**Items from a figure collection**
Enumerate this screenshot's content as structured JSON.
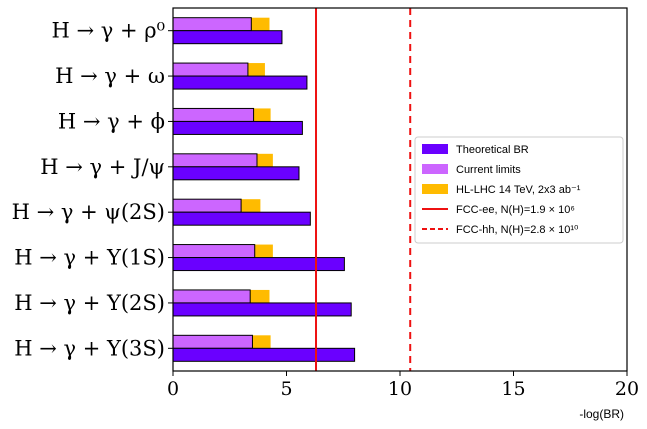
{
  "chart_data": {
    "type": "bar",
    "orientation": "horizontal",
    "categories": [
      "H → γ + ρ⁰",
      "H → γ + ω",
      "H → γ + ϕ",
      "H → γ + J/ψ",
      "H → γ + ψ(2S)",
      "H → γ + Υ(1S)",
      "H → γ + Υ(2S)",
      "H → γ + Υ(3S)"
    ],
    "series": [
      {
        "name": "Theoretical BR",
        "color": "#6a00ff",
        "values": [
          4.8,
          5.9,
          5.7,
          5.55,
          6.05,
          7.55,
          7.85,
          8.0
        ]
      },
      {
        "name": "Current limits",
        "color": "#cc66ff",
        "values": [
          3.45,
          3.3,
          3.55,
          3.7,
          3.0,
          3.6,
          3.4,
          3.5
        ]
      },
      {
        "name": "HL-LHC 14 TeV, 2x3 ab⁻¹",
        "color": "#ffbb00",
        "values": [
          4.25,
          4.05,
          4.3,
          4.4,
          3.85,
          4.4,
          4.25,
          4.3
        ]
      }
    ],
    "reference_lines": [
      {
        "name": "FCC-ee, N(H)=1.9 × 10⁶",
        "x": 6.3,
        "color": "#ee1111",
        "style": "solid"
      },
      {
        "name": "FCC-hh, N(H)=2.8 × 10¹⁰",
        "x": 10.45,
        "color": "#ee1111",
        "style": "dashed"
      }
    ],
    "xlabel": "-log(BR)",
    "ylabel": "",
    "title": "",
    "xlim": [
      0,
      20
    ],
    "xticks": [
      "0",
      "5",
      "10",
      "15",
      "20"
    ],
    "grid": false,
    "legend_position": "right"
  }
}
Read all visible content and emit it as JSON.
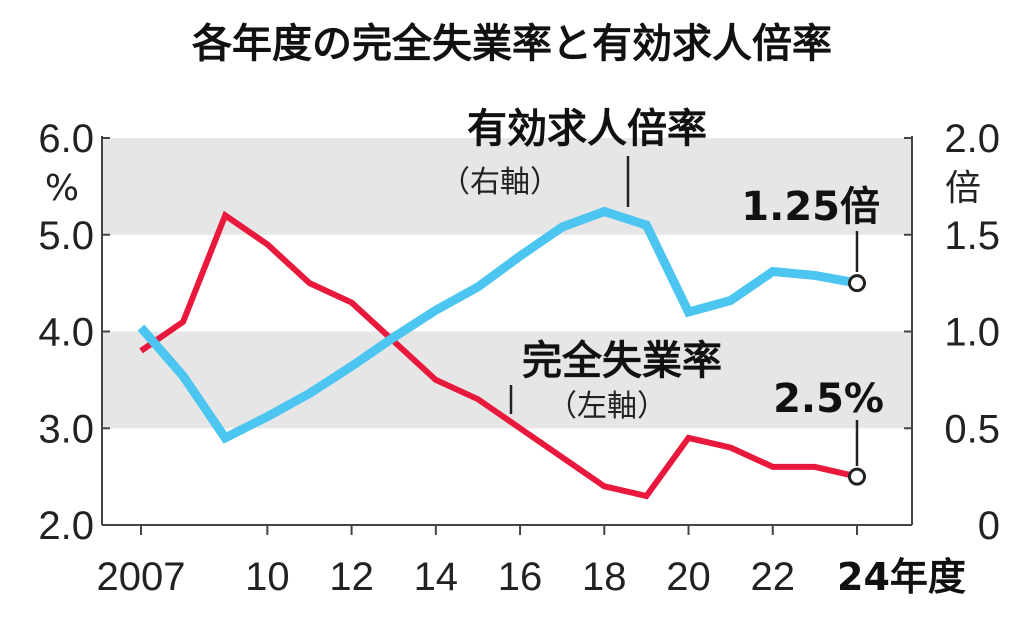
{
  "title": "各年度の完全失業率と有効求人倍率",
  "chart_data": {
    "type": "line",
    "x": [
      "2007",
      "08",
      "09",
      "10",
      "11",
      "12",
      "13",
      "14",
      "15",
      "16",
      "17",
      "18",
      "19",
      "20",
      "21",
      "22",
      "23",
      "24"
    ],
    "x_tick_labels": [
      "2007",
      "10",
      "12",
      "14",
      "16",
      "18",
      "20",
      "22",
      "24年度"
    ],
    "left_axis": {
      "unit": "%",
      "ylim": [
        2.0,
        6.0
      ],
      "ticks": [
        "2.0",
        "3.0",
        "4.0",
        "5.0",
        "6.0"
      ]
    },
    "right_axis": {
      "unit": "倍",
      "ylim": [
        0,
        2.0
      ],
      "ticks": [
        "0",
        "0.5",
        "1.0",
        "1.5",
        "2.0"
      ]
    },
    "series": [
      {
        "name": "完全失業率",
        "sub": "（左軸）",
        "axis": "left",
        "color": "#e8193c",
        "values": [
          3.8,
          4.1,
          5.2,
          4.9,
          4.5,
          4.3,
          3.9,
          3.5,
          3.3,
          3.0,
          2.7,
          2.4,
          2.3,
          2.9,
          2.8,
          2.6,
          2.6,
          2.5
        ],
        "end_label": "2.5%"
      },
      {
        "name": "有効求人倍率",
        "sub": "（右軸）",
        "axis": "right",
        "color": "#4cc5f0",
        "values": [
          1.02,
          0.77,
          0.45,
          0.56,
          0.68,
          0.82,
          0.97,
          1.11,
          1.23,
          1.39,
          1.54,
          1.62,
          1.55,
          1.1,
          1.16,
          1.31,
          1.29,
          1.25
        ],
        "end_label": "1.25倍"
      }
    ],
    "bands": "gray bands at 5.0–6.0 and 3.0–4.0 (left axis)",
    "grid": false,
    "legend": "inline labels"
  }
}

**WHAT THE EXERCISE ASKS**
Omit the pictures, and quote the material above exactly as given.

**TASK ANSWER**
Enumerate this screenshot's content as structured JSON.
{
  "chart_data": {
    "type": "bar",
    "orientation": "horizontal",
    "categories": [
      "H → γ + ρ⁰",
      "H → γ + ω",
      "H → γ + ϕ",
      "H → γ + J/ψ",
      "H → γ + ψ(2S)",
      "H → γ + Υ(1S)",
      "H → γ + Υ(2S)",
      "H → γ + Υ(3S)"
    ],
    "series": [
      {
        "name": "Theoretical BR",
        "color": "#6a00ff",
        "values": [
          4.8,
          5.9,
          5.7,
          5.55,
          6.05,
          7.55,
          7.85,
          8.0
        ]
      },
      {
        "name": "Current limits",
        "color": "#cc66ff",
        "values": [
          3.45,
          3.3,
          3.55,
          3.7,
          3.0,
          3.6,
          3.4,
          3.5
        ]
      },
      {
        "name": "HL-LHC 14 TeV, 2x3 ab⁻¹",
        "color": "#ffbb00",
        "values": [
          4.25,
          4.05,
          4.3,
          4.4,
          3.85,
          4.4,
          4.25,
          4.3
        ]
      }
    ],
    "reference_lines": [
      {
        "name": "FCC-ee, N(H)=1.9 × 10⁶",
        "x": 6.3,
        "color": "#ee1111",
        "style": "solid"
      },
      {
        "name": "FCC-hh, N(H)=2.8 × 10¹⁰",
        "x": 10.45,
        "color": "#ee1111",
        "style": "dashed"
      }
    ],
    "xlabel": "-log(BR)",
    "ylabel": "",
    "title": "",
    "xlim": [
      0,
      20
    ],
    "xticks": [
      "0",
      "5",
      "10",
      "15",
      "20"
    ],
    "grid": false,
    "legend_position": "right"
  }
}
Read all visible content and emit it as JSON.
{
  "title": "各年度の完全失業率と有効求人倍率",
  "chart_data": {
    "type": "line",
    "x": [
      "2007",
      "08",
      "09",
      "10",
      "11",
      "12",
      "13",
      "14",
      "15",
      "16",
      "17",
      "18",
      "19",
      "20",
      "21",
      "22",
      "23",
      "24"
    ],
    "x_tick_labels": [
      "2007",
      "10",
      "12",
      "14",
      "16",
      "18",
      "20",
      "22",
      "24年度"
    ],
    "left_axis": {
      "unit": "%",
      "ylim": [
        2.0,
        6.0
      ],
      "ticks": [
        "2.0",
        "3.0",
        "4.0",
        "5.0",
        "6.0"
      ]
    },
    "right_axis": {
      "unit": "倍",
      "ylim": [
        0,
        2.0
      ],
      "ticks": [
        "0",
        "0.5",
        "1.0",
        "1.5",
        "2.0"
      ]
    },
    "series": [
      {
        "name": "完全失業率",
        "sub": "（左軸）",
        "axis": "left",
        "color": "#e8193c",
        "values": [
          3.8,
          4.1,
          5.2,
          4.9,
          4.5,
          4.3,
          3.9,
          3.5,
          3.3,
          3.0,
          2.7,
          2.4,
          2.3,
          2.9,
          2.8,
          2.6,
          2.6,
          2.5
        ],
        "end_label": "2.5%"
      },
      {
        "name": "有効求人倍率",
        "sub": "（右軸）",
        "axis": "right",
        "color": "#4cc5f0",
        "values": [
          1.02,
          0.77,
          0.45,
          0.56,
          0.68,
          0.82,
          0.97,
          1.11,
          1.23,
          1.39,
          1.54,
          1.62,
          1.55,
          1.1,
          1.16,
          1.31,
          1.29,
          1.25
        ],
        "end_label": "1.25倍"
      }
    ],
    "bands": "gray bands at 5.0–6.0 and 3.0–4.0 (left axis)",
    "grid": false,
    "legend": "inline labels"
  }
}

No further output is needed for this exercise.